:: TEXTAUSZUG ::

Es ist ja ein offenes Geheimnis, dass die Hersteller eigentlich nicht die Entwickler waren. Die Zulieferer mussten innovativ und günstig sein, die Marge hat sich aber immer der hersteller eingestrichen. Dieses selbstherrliche geschäftsmodel kommt natürlich an die Grenzen wenn des sich für die Zulieferer nicht mehr lohnt und in Rente gehen… das muss der hersteller auf einmal Ersatz finden oder selber machen. Wenn man es selber macht sieht man das Ergebnis an cariad.von vw…. alle wollen reden keiner machen….natürlich haben wir ein problem… mich wundert nur wie lange das schon gut ging….

Groß:

Entschuldigung einmal jemand der die Augen aufmacht und die Wahrheitsgemäße sieht.
Es werden aber zu viele gegen ihn, Magnus Tessner schreiben. Weil immer noch zu viele ihre Augen vor der Wahrheit verschließen.
Ein sehr gutes Beispiel hierfür sind die Kommentare der deutschen Autobauer nach der diesjährigen Autoshow in Shanghai. Welche immer noch den Hochmut zeigen mit welchen gedacht wird.
Stetig sinkende Verkaufszahlen und verloren Marktanteile lassen sich so nicht zurück gewinnen.
Am Ende wird immer der Gewinnen welcher sich flexibel dem Markt und dem Kunden anpasst. Zu erwarten, dass sich der Kunde die Vorgaben der deutschen Autobauer anpasst für in den Abgrund.

:::

*AUFGABE A*.
Was nennt der Textauszug als sehr gutes Beispiel für den Hochmut der deutschen Autobauer?
*AUFGABE B*.
Kopiere bitte aus dem Textauszug den Abschnitt zwischen "Es werden aber" und "in den Abgrund.", beides eingeschlossen.
*AUFGABE C*.
Führe alle Unternehmen und Orte auf, die im Textauszug namentlich vorkommen.

:: AUSGEWÄHLTE DATENSÄTZE ::

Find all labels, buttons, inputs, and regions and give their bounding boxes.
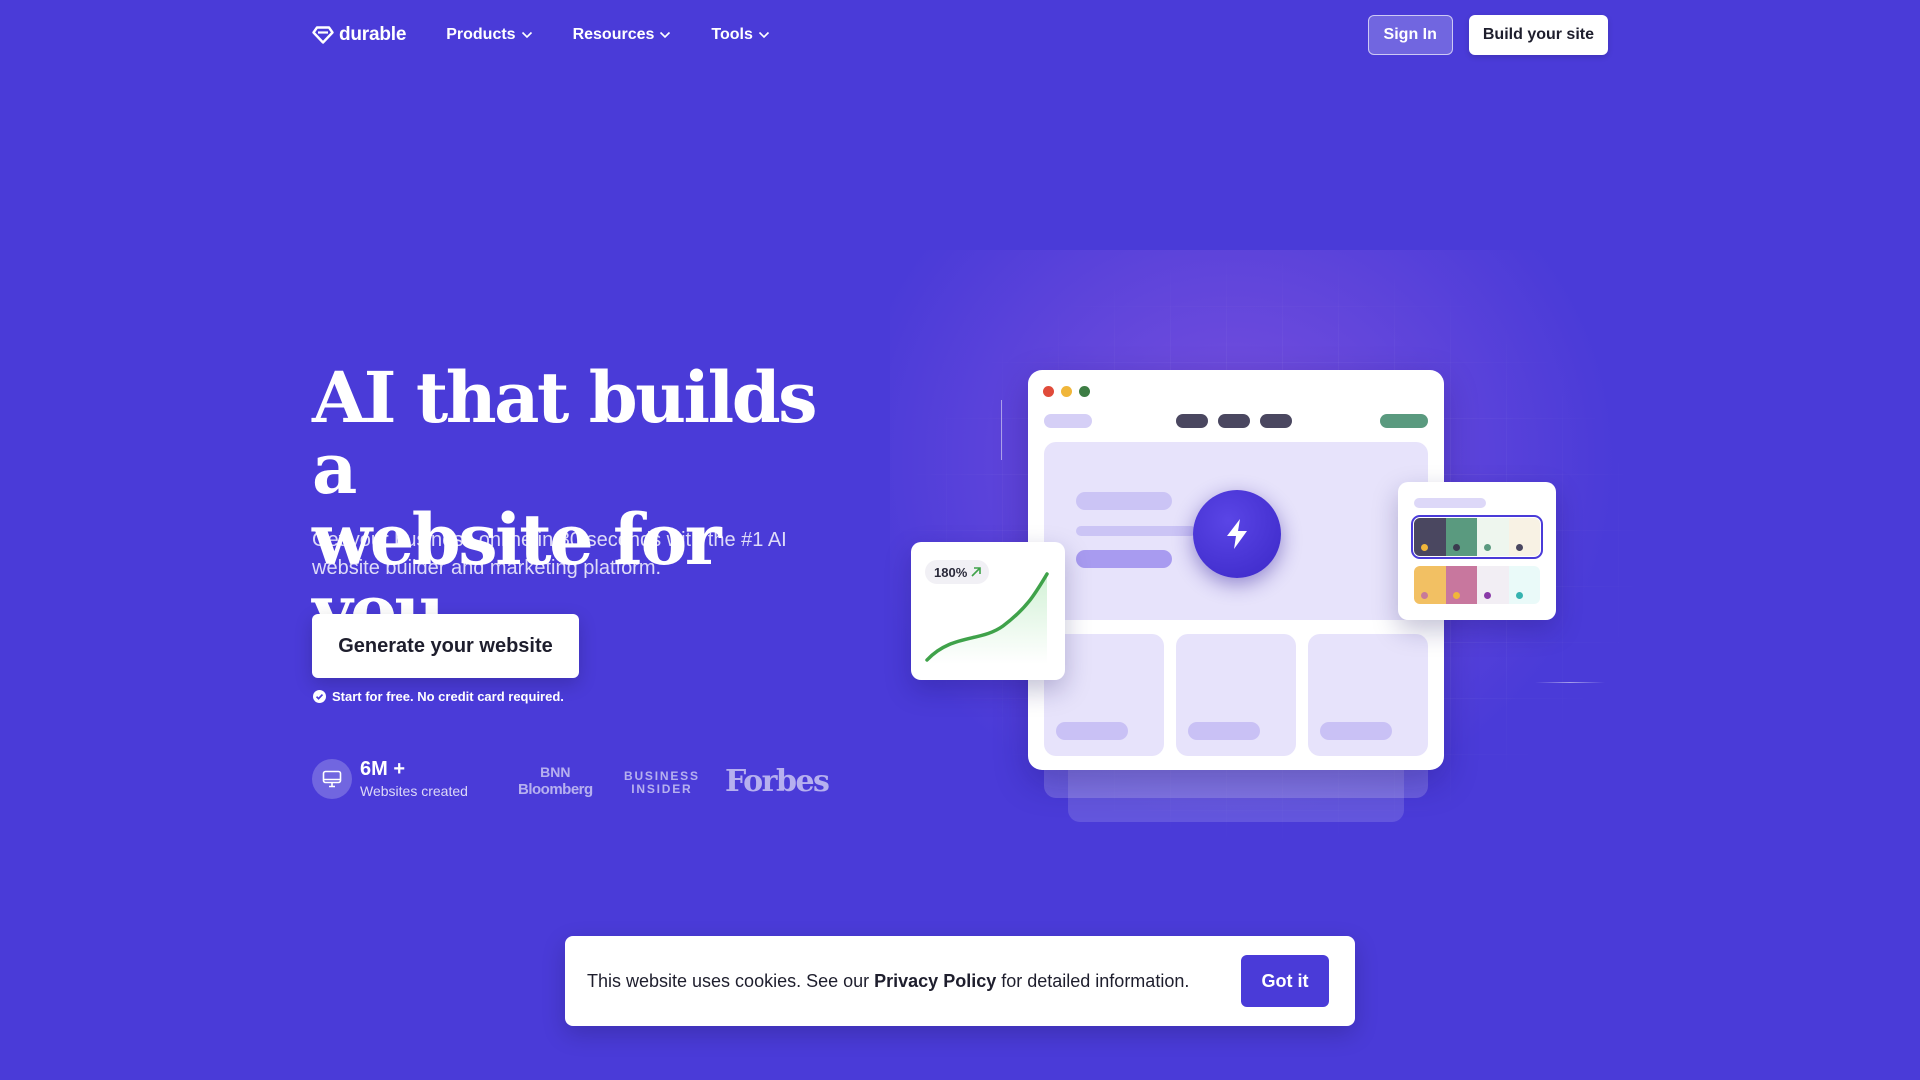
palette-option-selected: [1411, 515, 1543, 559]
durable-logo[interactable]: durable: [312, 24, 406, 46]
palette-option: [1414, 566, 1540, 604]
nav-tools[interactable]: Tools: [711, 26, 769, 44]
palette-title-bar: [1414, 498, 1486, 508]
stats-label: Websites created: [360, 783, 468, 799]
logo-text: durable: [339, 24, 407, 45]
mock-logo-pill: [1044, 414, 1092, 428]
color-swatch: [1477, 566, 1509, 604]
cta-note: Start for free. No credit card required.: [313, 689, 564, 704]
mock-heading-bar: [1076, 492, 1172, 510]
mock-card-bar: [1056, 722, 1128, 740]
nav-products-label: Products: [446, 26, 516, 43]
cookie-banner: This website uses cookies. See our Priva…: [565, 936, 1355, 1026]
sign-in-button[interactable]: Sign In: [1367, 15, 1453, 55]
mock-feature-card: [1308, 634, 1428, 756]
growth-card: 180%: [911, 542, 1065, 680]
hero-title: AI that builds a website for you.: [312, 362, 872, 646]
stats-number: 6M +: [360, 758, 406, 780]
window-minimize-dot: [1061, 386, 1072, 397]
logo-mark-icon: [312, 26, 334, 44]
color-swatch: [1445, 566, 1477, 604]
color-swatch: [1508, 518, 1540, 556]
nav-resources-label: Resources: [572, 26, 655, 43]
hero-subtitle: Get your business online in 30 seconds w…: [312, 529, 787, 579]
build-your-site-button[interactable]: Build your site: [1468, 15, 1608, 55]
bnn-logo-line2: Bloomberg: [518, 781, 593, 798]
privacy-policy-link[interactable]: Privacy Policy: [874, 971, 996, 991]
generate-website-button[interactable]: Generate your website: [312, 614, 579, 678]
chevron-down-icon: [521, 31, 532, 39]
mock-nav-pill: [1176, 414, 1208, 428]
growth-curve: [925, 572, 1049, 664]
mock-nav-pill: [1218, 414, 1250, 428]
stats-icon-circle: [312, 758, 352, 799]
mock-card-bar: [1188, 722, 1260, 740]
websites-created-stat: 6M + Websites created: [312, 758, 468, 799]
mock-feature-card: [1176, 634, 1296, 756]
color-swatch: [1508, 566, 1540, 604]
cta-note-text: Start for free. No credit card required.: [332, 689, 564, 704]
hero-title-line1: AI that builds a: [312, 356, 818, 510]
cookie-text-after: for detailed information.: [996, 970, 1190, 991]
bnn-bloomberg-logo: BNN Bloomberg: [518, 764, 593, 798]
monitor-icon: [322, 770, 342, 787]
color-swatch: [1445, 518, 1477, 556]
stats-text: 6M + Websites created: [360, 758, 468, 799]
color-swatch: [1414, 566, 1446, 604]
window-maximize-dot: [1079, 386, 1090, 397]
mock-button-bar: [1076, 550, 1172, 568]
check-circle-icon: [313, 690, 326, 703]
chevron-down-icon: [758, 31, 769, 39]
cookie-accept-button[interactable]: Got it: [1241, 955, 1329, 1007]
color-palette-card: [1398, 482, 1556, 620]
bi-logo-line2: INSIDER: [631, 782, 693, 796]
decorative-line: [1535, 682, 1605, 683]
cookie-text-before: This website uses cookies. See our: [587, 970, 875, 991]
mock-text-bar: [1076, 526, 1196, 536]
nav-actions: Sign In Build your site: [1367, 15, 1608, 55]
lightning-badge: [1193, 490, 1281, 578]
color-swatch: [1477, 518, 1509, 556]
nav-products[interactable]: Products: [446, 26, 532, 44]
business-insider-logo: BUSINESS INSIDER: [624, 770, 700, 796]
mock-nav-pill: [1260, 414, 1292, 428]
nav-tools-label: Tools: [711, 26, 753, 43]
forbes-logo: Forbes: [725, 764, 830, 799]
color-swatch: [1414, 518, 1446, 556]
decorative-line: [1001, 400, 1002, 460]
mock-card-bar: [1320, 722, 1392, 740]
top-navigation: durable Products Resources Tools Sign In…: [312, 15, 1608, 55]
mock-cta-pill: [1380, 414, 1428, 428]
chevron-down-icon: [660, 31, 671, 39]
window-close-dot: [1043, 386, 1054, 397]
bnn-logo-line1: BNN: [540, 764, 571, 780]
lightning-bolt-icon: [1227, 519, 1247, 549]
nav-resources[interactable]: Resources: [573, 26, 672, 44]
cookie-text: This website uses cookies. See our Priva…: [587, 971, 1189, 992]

:::
:: AUSGEWÄHLTE DATENSÄTZE ::

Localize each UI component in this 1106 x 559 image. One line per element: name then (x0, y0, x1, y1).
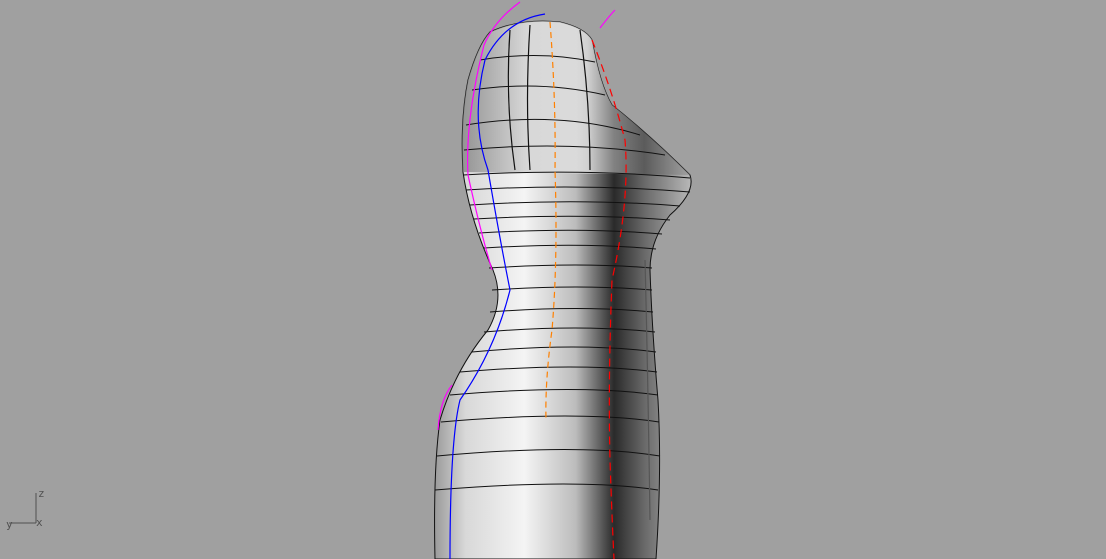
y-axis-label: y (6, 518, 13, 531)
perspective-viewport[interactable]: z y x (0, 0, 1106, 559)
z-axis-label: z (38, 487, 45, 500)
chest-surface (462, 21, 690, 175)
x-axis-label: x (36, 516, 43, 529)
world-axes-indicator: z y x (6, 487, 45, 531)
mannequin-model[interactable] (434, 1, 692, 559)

:::

*ANTWORT A*.
Die Kommentare der deutschen Autobauer nach der diesjährigen Autoshow in Shanghai.

*ANTWORT B*.
Es werden aber zu viele gegen ihn, Magnus Tessner schreiben. Weil immer noch zu viele ihre Augen vor der Wahrheit verschließen.
Ein sehr gutes Beispiel hierfür sind die Kommentare der deutschen Autobauer nach der diesjährigen Autoshow in Shanghai. Welche immer noch den Hochmut zeigen mit welchen gedacht wird.
Stetig sinkende Verkaufszahlen und verloren Marktanteile lassen sich so nicht zurück gewinnen.
Am Ende wird immer der Gewinnen welcher sich flexibel dem Markt und dem Kunden anpasst. Zu erwarten, dass sich der Kunde die Vorgaben der deutschen Autobauer anpasst für in den Abgrund.

*ANTWORT C*.
cariad, vw, Shanghai